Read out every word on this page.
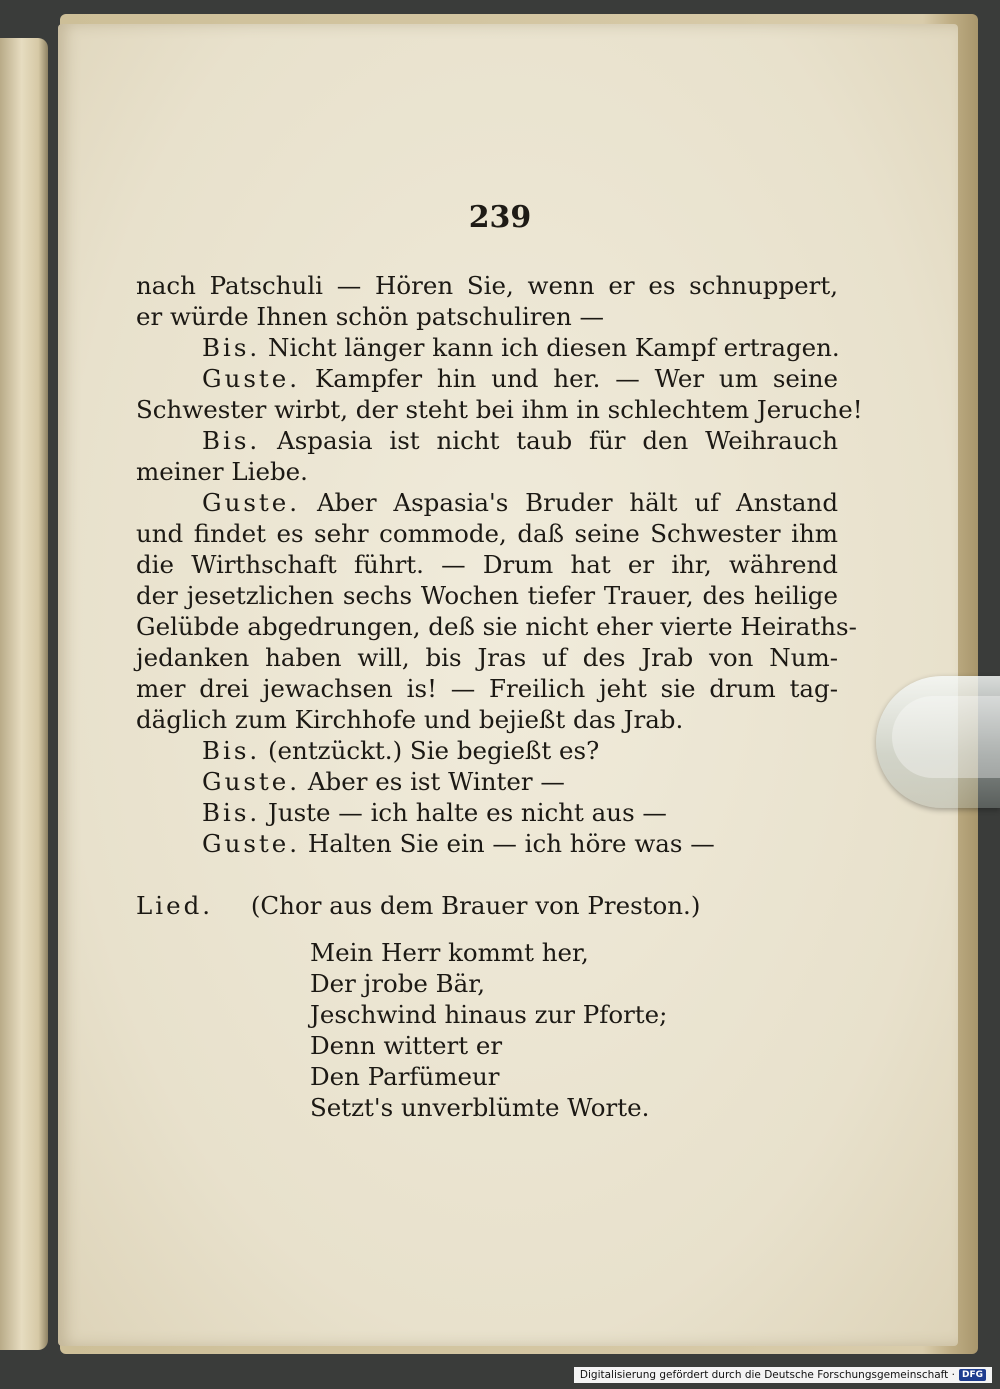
239
nach Patschuli — Hören Sie, wenn er es schnuppert,
er würde Ihnen schön patschuliren —
Bis. Nicht länger kann ich diesen Kampf ertragen.
Guste. Kampfer hin und her. — Wer um seine
Schwester wirbt, der steht bei ihm in schlechtem Jeruche!
Bis. Aspasia ist nicht taub für den Weihrauch
meiner Liebe.
Guste. Aber Aspasia's Bruder hält uf Anstand
und findet es sehr commode, daß seine Schwester ihm
die Wirthschaft führt. — Drum hat er ihr, während
der jesetzlichen sechs Wochen tiefer Trauer, des heilige
Gelübde abgedrungen, deß sie nicht eher vierte Heiraths-
jedanken haben will, bis Jras uf des Jrab von Num-
mer drei jewachsen is! — Freilich jeht sie drum tag-
däglich zum Kirchhofe und bejießt das Jrab.
Bis. (entzückt.) Sie begießt es?
Guste. Aber es ist Winter —
Bis. Juste — ich halte es nicht aus —
Guste. Halten Sie ein — ich höre was —
Lied. (Chor aus dem Brauer von Preston.)
Mein Herr kommt her,
Der jrobe Bär,
Jeschwind hinaus zur Pforte;
Denn wittert er
Den Parfümeur
Setzt's unverblümte Worte.
Digitalisierung gefördert durch die Deutsche Forschungsgemeinschaft · DFG
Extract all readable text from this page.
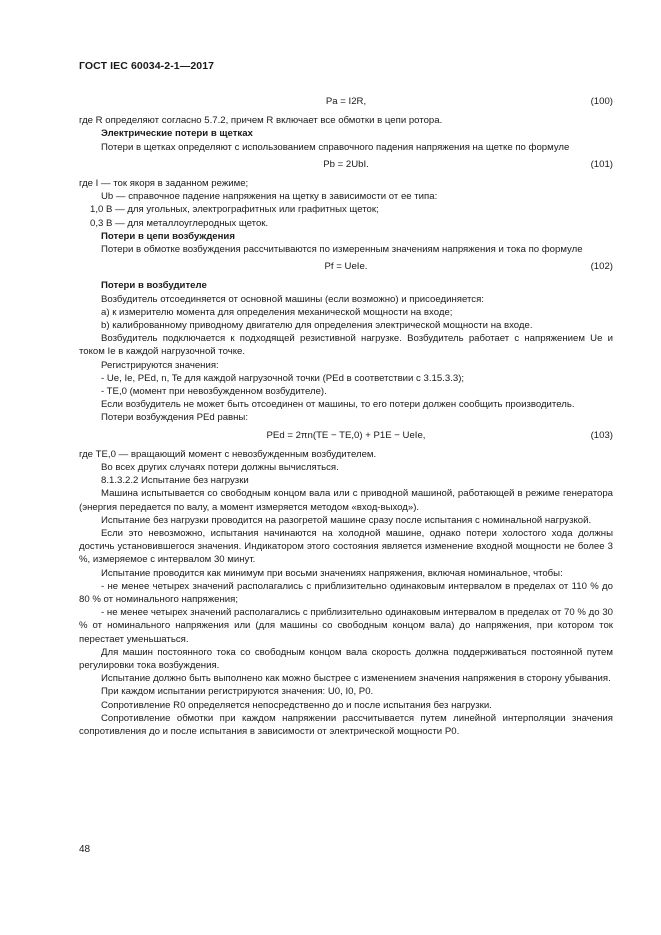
ГОСТ IEC 60034-2-1—2017
Pa = I2R,	(100)

где R определяют согласно 5.7.2, причем R включает все обмотки в цепи ротора.

Электрические потери в щетках

Потери в щетках определяют с использованием справочного падения напряжения на щетке по формуле

Pb = 2UbI.	(101)

где I — ток якоря в заданном режиме;

Ub — справочное падение напряжения на щетку в зависимости от ее типа:

1,0 В — для угольных, электрографитных или графитных щеток;

0,3 В — для металлоуглеродных щеток.

Потери в цепи возбуждения

Потери в обмотке возбуждения рассчитываются по измеренным значениям напряжения и тока по формуле

Pf = UeIe.	(102)

Потери в возбудителе

Возбудитель отсоединяется от основной машины (если возможно) и присоединяется:

а) к измерителю момента для определения механической мощности на входе;

b) калиброванному приводному двигателю для определения электрической мощности на входе.

Возбудитель подключается к подходящей резистивной нагрузке. Возбудитель работает с напряжением Ue и током Ie в каждой нагрузочной точке.

Регистрируются значения:

- Ue, Ie, PEd, n, Te для каждой нагрузочной точки (PEd в соответствии с 3.15.3.3);

- TE,0 (момент при невозбужденном возбудителе).

Если возбудитель не может быть отсоединен от машины, то его потери должен сообщить производитель.

Потери возбуждения PEd равны:

PEd = 2πn(TE − TE,0) + P1E − UeIe,	(103)

где TE,0 — вращающий момент с невозбужденным возбудителем.

Во всех других случаях потери должны вычисляться.

8.1.3.2.2 Испытание без нагрузки

Машина испытывается со свободным концом вала или с приводной машиной, работающей в режиме генератора (энергия передается по валу, а момент измеряется методом «вход-выход»).

Испытание без нагрузки проводится на разогретой машине сразу после испытания с номинальной нагрузкой.

Если это невозможно, испытания начинаются на холодной машине, однако потери холостого хода должны достичь установившегося значения. Индикатором этого состояния является изменение входной мощности не более 3 %, измеряемое с интервалом 30 минут.

Испытание проводится как минимум при восьми значениях напряжения, включая номинальное, чтобы:

- не менее четырех значений располагались с приблизительно одинаковым интервалом в пределах от 110 % до 80 % от номинального напряжения;

- не менее четырех значений располагались с приблизительно одинаковым интервалом в пределах от 70 % до 30 % от номинального напряжения или (для машины со свободным концом вала) до напряжения, при котором ток перестает уменьшаться.

Для машин постоянного тока со свободным концом вала скорость должна поддерживаться постоянной путем регулировки тока возбуждения.

Испытание должно быть выполнено как можно быстрее с изменением значения напряжения в сторону убывания.

При каждом испытании регистрируются значения: U0, I0, P0.

Сопротивление R0 определяется непосредственно до и после испытания без нагрузки.

Сопротивление обмотки при каждом напряжении рассчитывается путем линейной интерполяции значения сопротивления до и после испытания в зависимости от электрической мощности P0.

48
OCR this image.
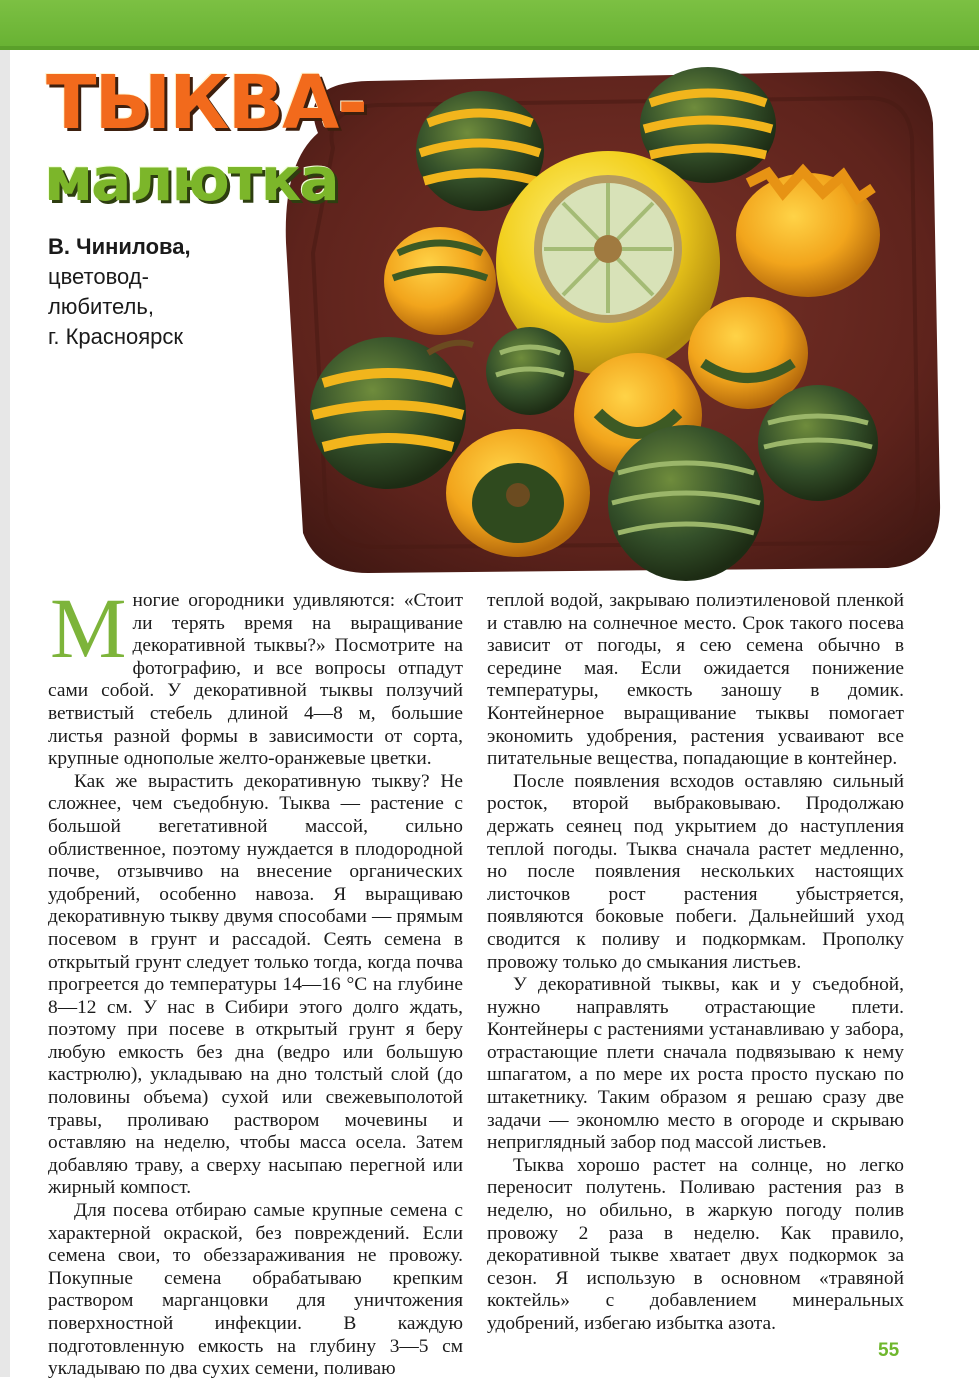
ТЫКВА-
малютка
В. Чинилова,
цветовод-
любитель,
г. Красноярск

Многие огородники удивляются: «Стоит ли терять время на выращивание декоративной тыквы?» Посмотрите на фотографию, и все вопросы отпадут сами собой. У декоративной тыквы ползучий ветвистый стебель длиной 4—8 м, большие листья разной формы в зависимости от сорта, крупные однополые желто-оранжевые цветки.

Как же вырастить декоративную тыкву? Не сложнее, чем съедобную. Тыква — растение с большой вегетативной массой, сильно облиственное, поэтому нуждается в плодородной почве, отзывчиво на внесение органических удобрений, особенно навоза. Я выращиваю декоративную тыкву двумя способами — прямым посевом в грунт и рассадой. Сеять семена в открытый грунт следует только тогда, когда почва прогреется до температуры 14—16 °С на глубине 8—12 см. У нас в Сибири этого долго ждать, поэтому при посеве в открытый грунт я беру любую емкость без дна (ведро или большую кастрюлю), укладываю на дно толстый слой (до половины объема) сухой или свежевыполотой травы, проливаю раствором мочевины и оставляю на неделю, чтобы масса осела. Затем добавляю траву, а сверху насыпаю перегной или жирный компост.

Для посева отбираю самые крупные семена с характерной окраской, без повреждений. Если семена свои, то обеззараживания не провожу. Покупные семена обрабатываю крепким раствором марганцовки для уничтожения поверхностной инфекции. В каждую подготовленную емкость на глубину 3—5 см укладываю по два сухих семени, поливаю

теплой водой, закрываю полиэтиленовой пленкой и ставлю на солнечное место. Срок такого посева зависит от погоды, я сею семена обычно в середине мая. Если ожидается понижение температуры, емкость заношу в домик. Контейнерное выращивание тыквы помогает экономить удобрения, растения усваивают все питательные вещества, попадающие в контейнер.

После появления всходов оставляю сильный росток, второй выбраковываю. Продолжаю держать сеянец под укрытием до наступления теплой погоды. Тыква сначала растет медленно, но после появления нескольких настоящих листочков рост растения убыстряется, появляются боковые побеги. Дальнейший уход сводится к поливу и подкормкам. Прополку провожу только до смыкания листьев.

У декоративной тыквы, как и у съедобной, нужно направлять отрастающие плети. Контейнеры с растениями устанавливаю у забора, отрастающие плети сначала подвязываю к нему шпагатом, а по мере их роста просто пускаю по штакетнику. Таким образом я решаю сразу две задачи — экономлю место в огороде и скрываю неприглядный забор под массой листьев.

Тыква хорошо растет на солнце, но легко переносит полутень. Поливаю растения раз в неделю, но обильно, в жаркую погоду полив провожу 2 раза в неделю. Как правило, декоративной тыкве хватает двух подкормок за сезон. Я использую в основном «травяной коктейль» с добавлением минеральных удобрений, избегаю избытка азота.

55
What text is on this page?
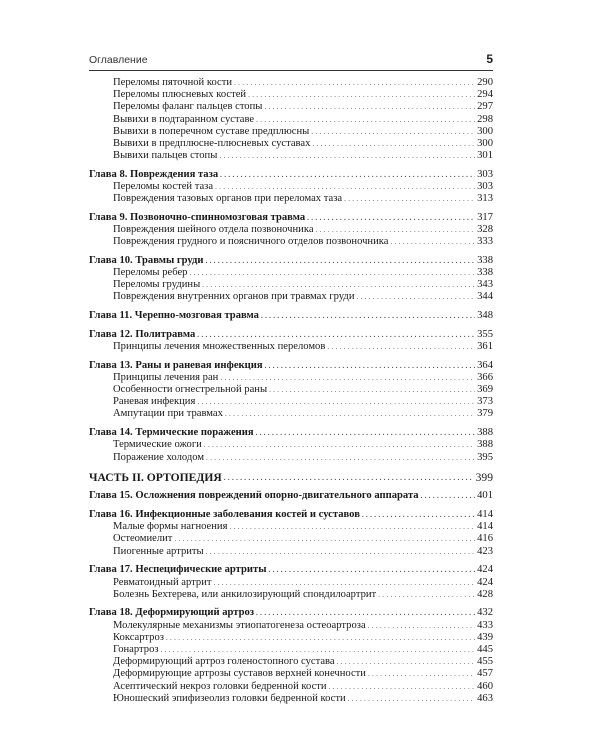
Оглавление	5
Переломы пяточной кости . . .	290
Переломы плюсневых костей . . .	294
Переломы фаланг пальцев стопы . . .	297
Вывихи в подтаранном суставе . . .	298
Вывихи в поперечном суставе предплюсны . . .	300
Вывихи в предплюсне-плюсневых суставах . . .	300
Вывихи пальцев стопы . . .	301
Глава 8. Повреждения таза . . .	303
Переломы костей таза . . .	303
Повреждения тазовых органов при переломах таза . . .	313
Глава 9. Позвоночно-спинномозговая травма . . .	317
Повреждения шейного отдела позвоночника . . .	328
Повреждения грудного и поясничного отделов позвоночника . . .	333
Глава 10. Травмы груди . . .	338
Переломы ребер . . .	338
Переломы грудины . . .	343
Повреждения внутренних органов при травмах груди . . .	344
Глава 11. Черепно-мозговая травма . . .	348
Глава 12. Политравма . . .	355
Принципы лечения множественных переломов . . .	361
Глава 13. Раны и раневая инфекция . . .	364
Принципы лечения ран . . .	366
Особенности огнестрельной раны . . .	369
Раневая инфекция . . .	373
Ампутации при травмах . . .	379
Глава 14. Термические поражения . . .	388
Термические ожоги . . .	388
Поражение холодом . . .	395
ЧАСТЬ II. ОРТОПЕДИЯ . . .	399
Глава 15. Осложнения повреждений опорно-двигательного аппарата . . .	401
Глава 16. Инфекционные заболевания костей и суставов . . .	414
Малые формы нагноения . . .	414
Остеомиелит . . .	416
Пиогенные артриты . . .	423
Глава 17. Неспецифические артриты . . .	424
Ревматоидный артрит . . .	424
Болезнь Бехтерева, или анкилозирующий спондилоартрит . . .	428
Глава 18. Деформирующий артроз . . .	432
Молекулярные механизмы этиопатогенеза остеоартроза . . .	433
Коксартроз . . .	439
Гонартроз . . .	445
Деформирующий артроз голеностопного сустава . . .	455
Деформирующие артрозы суставов верхней конечности . . .	457
Асептический некроз головки бедренной кости . . .	460
Юношеский эпифизеолиз головки бедренной кости . . .	463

**Task description:** Give only the count of lines in the data that include the string "напряжения".

**Task output:** 7